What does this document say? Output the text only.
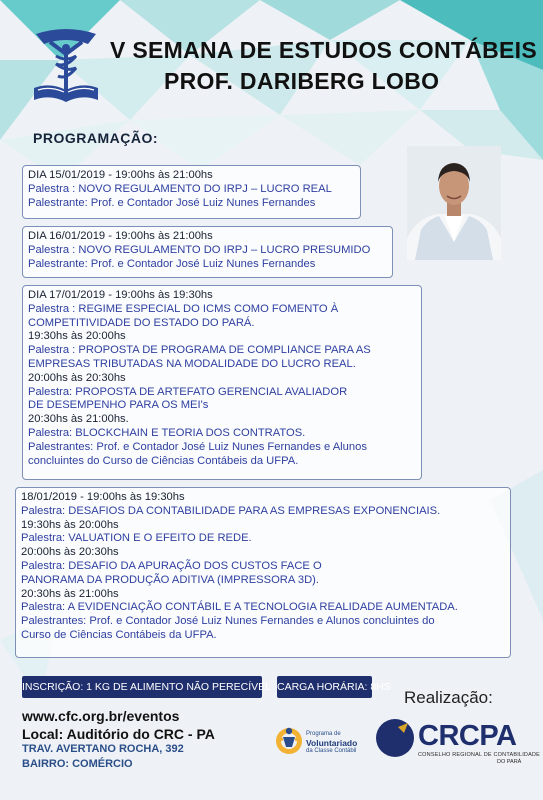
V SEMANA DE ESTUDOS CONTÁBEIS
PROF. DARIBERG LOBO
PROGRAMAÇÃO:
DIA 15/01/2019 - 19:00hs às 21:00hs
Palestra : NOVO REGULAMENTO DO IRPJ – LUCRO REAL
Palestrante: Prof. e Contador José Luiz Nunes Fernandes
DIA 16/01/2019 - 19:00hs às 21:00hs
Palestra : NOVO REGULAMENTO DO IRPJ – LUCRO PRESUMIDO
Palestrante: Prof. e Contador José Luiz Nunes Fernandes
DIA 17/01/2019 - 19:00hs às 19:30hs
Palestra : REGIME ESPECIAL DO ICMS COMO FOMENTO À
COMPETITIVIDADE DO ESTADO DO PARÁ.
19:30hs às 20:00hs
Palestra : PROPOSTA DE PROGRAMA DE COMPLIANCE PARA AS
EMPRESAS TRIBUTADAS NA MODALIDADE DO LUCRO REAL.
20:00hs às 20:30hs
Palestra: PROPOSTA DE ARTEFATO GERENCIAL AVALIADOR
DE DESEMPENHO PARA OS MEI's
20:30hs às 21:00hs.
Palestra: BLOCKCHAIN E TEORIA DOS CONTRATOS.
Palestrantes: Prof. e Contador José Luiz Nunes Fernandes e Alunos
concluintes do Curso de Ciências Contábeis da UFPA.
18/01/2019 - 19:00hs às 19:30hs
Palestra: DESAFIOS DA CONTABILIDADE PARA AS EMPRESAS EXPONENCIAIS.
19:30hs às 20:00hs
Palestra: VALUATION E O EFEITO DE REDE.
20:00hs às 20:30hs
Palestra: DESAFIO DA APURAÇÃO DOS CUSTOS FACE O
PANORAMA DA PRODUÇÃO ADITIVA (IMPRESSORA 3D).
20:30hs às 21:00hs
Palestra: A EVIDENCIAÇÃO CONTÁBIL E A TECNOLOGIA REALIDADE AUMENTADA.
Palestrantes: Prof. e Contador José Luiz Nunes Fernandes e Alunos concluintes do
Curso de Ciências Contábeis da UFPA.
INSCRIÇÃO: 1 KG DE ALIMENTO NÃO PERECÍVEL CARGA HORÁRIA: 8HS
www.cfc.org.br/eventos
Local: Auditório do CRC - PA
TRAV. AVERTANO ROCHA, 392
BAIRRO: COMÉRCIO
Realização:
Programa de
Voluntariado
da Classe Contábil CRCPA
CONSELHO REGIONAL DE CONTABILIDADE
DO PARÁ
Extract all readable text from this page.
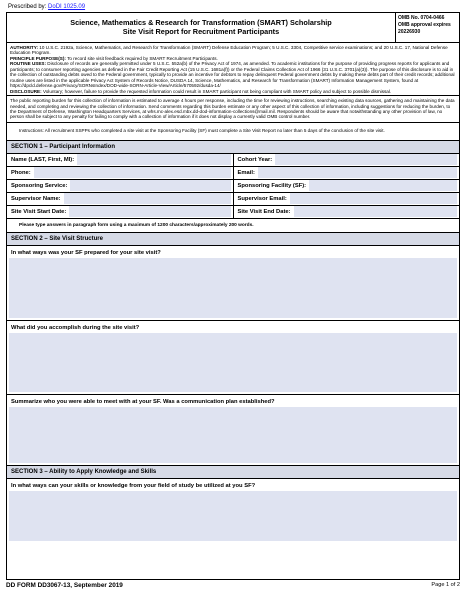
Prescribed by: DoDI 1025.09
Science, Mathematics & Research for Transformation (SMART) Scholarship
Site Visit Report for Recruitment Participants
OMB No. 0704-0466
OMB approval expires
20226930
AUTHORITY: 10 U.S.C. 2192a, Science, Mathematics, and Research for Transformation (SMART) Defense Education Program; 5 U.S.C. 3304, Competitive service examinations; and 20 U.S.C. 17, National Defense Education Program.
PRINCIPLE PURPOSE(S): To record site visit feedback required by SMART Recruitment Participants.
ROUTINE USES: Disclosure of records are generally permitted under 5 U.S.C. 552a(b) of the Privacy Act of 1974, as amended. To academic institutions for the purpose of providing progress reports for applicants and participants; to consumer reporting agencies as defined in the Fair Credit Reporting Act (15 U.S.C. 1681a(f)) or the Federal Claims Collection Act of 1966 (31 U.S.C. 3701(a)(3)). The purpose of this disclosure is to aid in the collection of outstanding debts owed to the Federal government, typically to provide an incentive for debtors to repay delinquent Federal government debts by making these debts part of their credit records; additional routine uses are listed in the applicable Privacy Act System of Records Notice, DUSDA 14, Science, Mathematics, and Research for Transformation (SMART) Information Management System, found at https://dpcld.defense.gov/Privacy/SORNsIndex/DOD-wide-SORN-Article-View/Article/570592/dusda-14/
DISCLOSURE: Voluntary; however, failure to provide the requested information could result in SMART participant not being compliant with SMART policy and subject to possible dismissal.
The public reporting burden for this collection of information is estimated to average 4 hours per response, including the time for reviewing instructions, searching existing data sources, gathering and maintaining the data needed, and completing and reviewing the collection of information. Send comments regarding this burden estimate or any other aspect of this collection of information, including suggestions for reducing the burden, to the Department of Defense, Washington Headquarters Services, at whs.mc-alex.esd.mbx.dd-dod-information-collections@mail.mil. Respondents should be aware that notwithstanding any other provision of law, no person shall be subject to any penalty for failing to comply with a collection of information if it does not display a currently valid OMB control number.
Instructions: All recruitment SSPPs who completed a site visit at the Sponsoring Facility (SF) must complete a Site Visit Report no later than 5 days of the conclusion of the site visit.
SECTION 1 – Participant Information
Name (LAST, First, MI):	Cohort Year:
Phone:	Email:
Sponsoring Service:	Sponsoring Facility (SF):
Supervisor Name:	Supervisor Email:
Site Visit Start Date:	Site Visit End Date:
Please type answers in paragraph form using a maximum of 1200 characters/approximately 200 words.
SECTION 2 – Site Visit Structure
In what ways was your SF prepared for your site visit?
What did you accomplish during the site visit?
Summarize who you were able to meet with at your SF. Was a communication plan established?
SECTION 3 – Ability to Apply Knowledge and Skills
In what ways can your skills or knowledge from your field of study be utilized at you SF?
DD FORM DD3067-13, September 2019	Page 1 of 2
* * * * * * *
* [PROBLEM TO WORK ON] Using the listing above, list every line in which the string "Sponsoring" occurs.

* [EXERCISE RESPONSE]
Instructions: All recruitment SSPPs who completed a site visit at the Sponsoring Facility (SF) must complete a Site Visit Report no later than 5 days of the conclusion of the site visit.
Sponsoring Service:	Sponsoring Facility (SF):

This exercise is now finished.